◆ Goal A:
How would you sum up the Spalding profile in two sentences?
◆ Goal B:
Can you quote the Spalding profile word for word from "Her mother enrolled" to "cup of coffee."?

◆ Given text:

Yet, Spalding has said, 'you can grow up with literally nothing and you don’t suffer if you know you’re loved and valued’.
Music became her sanctuary and she’d spend hours lost in the rhythms booming from the radio. 'I was exposed to many kinds of music including rock and disco, classical and folk, Midtown and Miles Davis, Sly Stone and David Bowie,’ she says.
Her mother enrolled her in a community music programme, where she learned violin and piano and wrote her first songs. Twenty years later she laughs at her own precociousness.
'My earliest attempts at writing were when I was seven,’ she says. 'I would sit at the piano and transcribe the songs I heard on the radio. I’d change little things in the music and write different lyrics.
'Basically, I was plagiarising the songs and pretending they were mine. When Mum came home from work I’d make her sing my songs with me.’
Spalding walks across the hotel suite – she’s wearing brown cowboy boots and grey trousers from a vintage shop – and pours herself a cup of coffee.
She is charming company, undeniably serious but quick-witted and playful, too. 'I have to do music,’ she says, stirring in some milk and honey. 'It’s not just about the performance or being in the studio, it’s every single part of it.’
When Spalding was 11 her mother took the drastic step of removing her daughter from the local school.

◆ Supplied information:
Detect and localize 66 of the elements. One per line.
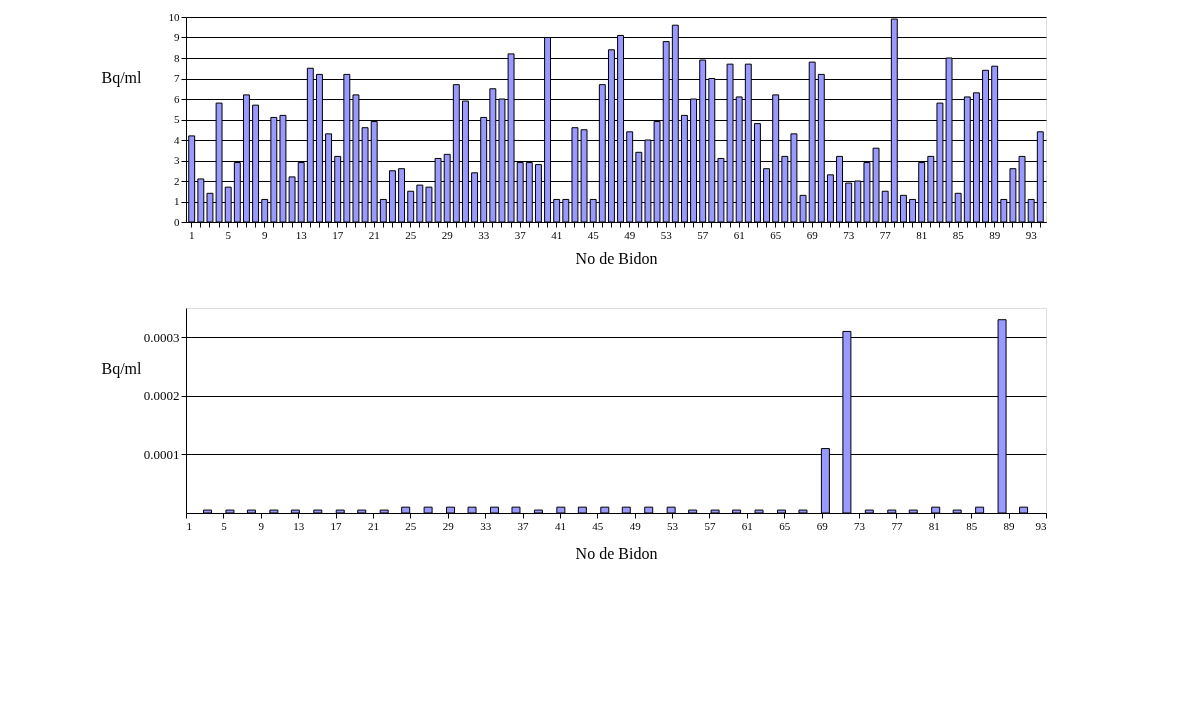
x-tick-label: 77 [891, 519, 903, 532]
x-tick-label: 57 [704, 519, 716, 532]
x-tick-label: 69 [806, 228, 819, 241]
x-tick-label: 41 [551, 228, 563, 241]
y-tick-label: 7 [174, 72, 180, 84]
x-tick-label: 69 [816, 519, 829, 532]
x-tick-label: 89 [989, 228, 1001, 241]
x-tick-label: 17 [330, 519, 343, 532]
x-tick-label: 73 [854, 519, 866, 532]
x-tick-label: 33 [480, 519, 492, 532]
y-tick-label: 4 [174, 133, 180, 146]
x-tick-label: 41 [554, 519, 566, 532]
y-tick-label: 8 [174, 51, 180, 64]
x-tick-label: 53 [660, 228, 673, 241]
x-tick-label: 13 [295, 228, 308, 241]
x-tick-label: 49 [624, 228, 636, 241]
x-tick-label: 45 [592, 519, 604, 532]
x-tick-label: 37 [517, 519, 530, 532]
x-tick-label: 9 [261, 228, 268, 241]
x-tick-label: 65 [779, 519, 791, 532]
x-tick-label: 37 [514, 228, 527, 241]
y-tick-label: 3 [174, 154, 180, 166]
x-tick-label: 5 [225, 228, 232, 241]
x-tick-label: 85 [952, 228, 965, 241]
x-tick-label: 9 [258, 519, 265, 532]
x-tick-label: 93 [1025, 228, 1038, 241]
x-tick-label: 1 [186, 519, 192, 532]
y-tick-label: 0 [174, 215, 180, 228]
x-tick-label: 61 [733, 228, 745, 241]
x-tick-label: 57 [697, 228, 709, 241]
x-tick-label: 29 [441, 228, 454, 241]
x-tick-label: 25 [405, 228, 417, 241]
y-axis-title: Bq/ml [101, 68, 143, 87]
y-axis-title: Bq/ml [101, 359, 143, 378]
x-tick-label: 33 [478, 228, 490, 241]
y-tick-label: 1 [174, 195, 180, 207]
y-tick-label: 0.0003 [143, 329, 180, 345]
x-tick-label: 49 [629, 519, 642, 532]
x-tick-label: 85 [966, 519, 978, 532]
y-tick-label: 10 [168, 10, 180, 23]
x-tick-label: 81 [916, 228, 928, 241]
x-tick-label: 21 [368, 228, 380, 241]
y-tick-label: 6 [174, 92, 180, 105]
y-tick-label: 0.0002 [143, 388, 180, 404]
y-tick-label: 5 [174, 113, 180, 125]
x-tick-label: 25 [405, 519, 417, 532]
x-axis-title: No de Bidon [575, 544, 658, 562]
x-tick-label: 77 [879, 228, 892, 241]
x-tick-label: 5 [221, 519, 228, 532]
x-tick-label: 1 [188, 228, 195, 241]
x-tick-label: 45 [587, 228, 600, 241]
x-tick-label: 17 [332, 228, 344, 241]
y-tick-label: 0.0001 [143, 446, 180, 462]
x-tick-label: 93 [1035, 519, 1047, 532]
x-tick-label: 73 [843, 228, 855, 241]
x-tick-label: 21 [367, 519, 379, 532]
x-tick-label: 81 [928, 519, 940, 532]
x-tick-label: 53 [667, 519, 679, 532]
x-axis-title: No de Bidon [575, 249, 658, 267]
x-tick-label: 29 [442, 519, 455, 532]
x-tick-label: 61 [741, 519, 753, 532]
x-tick-label: 65 [770, 228, 782, 241]
y-tick-label: 2 [174, 174, 180, 187]
y-tick-label: 9 [174, 31, 180, 43]
x-tick-label: 89 [1003, 519, 1016, 532]
x-tick-label: 13 [293, 519, 305, 532]
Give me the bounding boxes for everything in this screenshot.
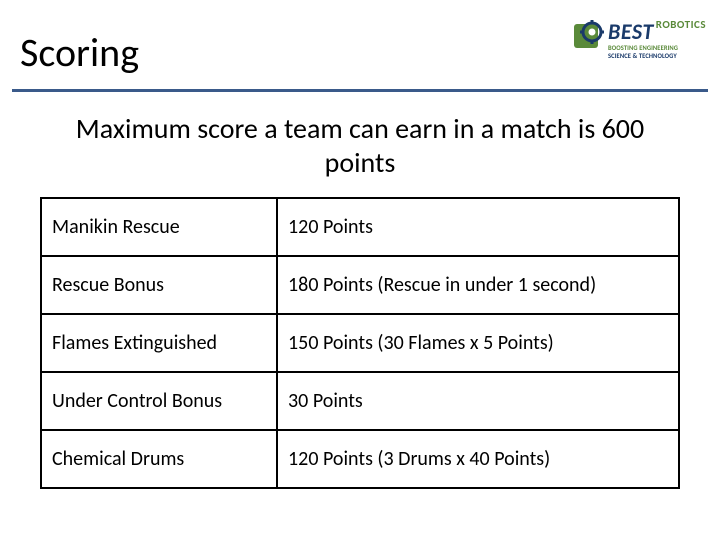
table-row: Manikin Rescue 120 Points [41, 198, 679, 256]
row-value: 120 Points (3 Drums x 40 Points) [277, 430, 679, 488]
logo-tagline-1: BOOSTING ENGINEERING [608, 44, 678, 52]
logo-icon [572, 20, 604, 52]
table-row: Flames Extinguished 150 Points (30 Flame… [41, 314, 679, 372]
logo-main-text: BESTROBOTICS [608, 18, 706, 45]
scoring-table: Manikin Rescue 120 Points Rescue Bonus 1… [40, 197, 680, 489]
row-value: 30 Points [277, 372, 679, 430]
subtitle: Maximum score a team can earn in a match… [40, 112, 680, 197]
slide-header: Scoring BESTROBOTICS BOOSTING ENGINEERIN… [0, 0, 720, 85]
row-value: 180 Points (Rescue in under 1 second) [277, 256, 679, 314]
table-row: Rescue Bonus 180 Points (Rescue in under… [41, 256, 679, 314]
row-value: 120 Points [277, 198, 679, 256]
best-robotics-logo: BESTROBOTICS BOOSTING ENGINEERING SCIENC… [572, 18, 702, 74]
logo-robotics: ROBOTICS [656, 18, 706, 31]
row-label: Chemical Drums [41, 430, 277, 488]
slide-content: Maximum score a team can earn in a match… [0, 92, 720, 489]
row-label: Flames Extinguished [41, 314, 277, 372]
row-label: Under Control Bonus [41, 372, 277, 430]
table-row: Under Control Bonus 30 Points [41, 372, 679, 430]
row-label: Rescue Bonus [41, 256, 277, 314]
row-label: Manikin Rescue [41, 198, 277, 256]
table-row: Chemical Drums 120 Points (3 Drums x 40 … [41, 430, 679, 488]
logo-tagline-2: SCIENCE & TECHNOLOGY [608, 52, 677, 60]
row-value: 150 Points (30 Flames x 5 Points) [277, 314, 679, 372]
logo-best: BEST [608, 18, 654, 45]
scoring-table-body: Manikin Rescue 120 Points Rescue Bonus 1… [41, 198, 679, 488]
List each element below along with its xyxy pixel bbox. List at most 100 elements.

◆ Written reply A:
Spalding found a sanctuary in music as a child, spending hours with a wide range of music on the radio and learning violin and piano in a community music programme, where she wrote her first songs. At seven she was already rewriting radio songs at the piano as her own, and she now says she has to do music in every single part of it, while her mother removed her from the local school when she was 11.

◆ Written reply B:
Her mother enrolled her in a community music programme, where she learned violin and piano and wrote her first songs. Twenty years later she laughs at her own precociousness.
'My earliest attempts at writing were when I was seven,’ she says. 'I would sit at the piano and transcribe the songs I heard on the radio. I’d change little things in the music and write different lyrics.
'Basically, I was plagiarising the songs and pretending they were mine. When Mum came home from work I’d make her sing my songs with me.’
Spalding walks across the hotel suite – she’s wearing brown cowboy boots and grey trousers from a vintage shop – and pours herself a cup of coffee.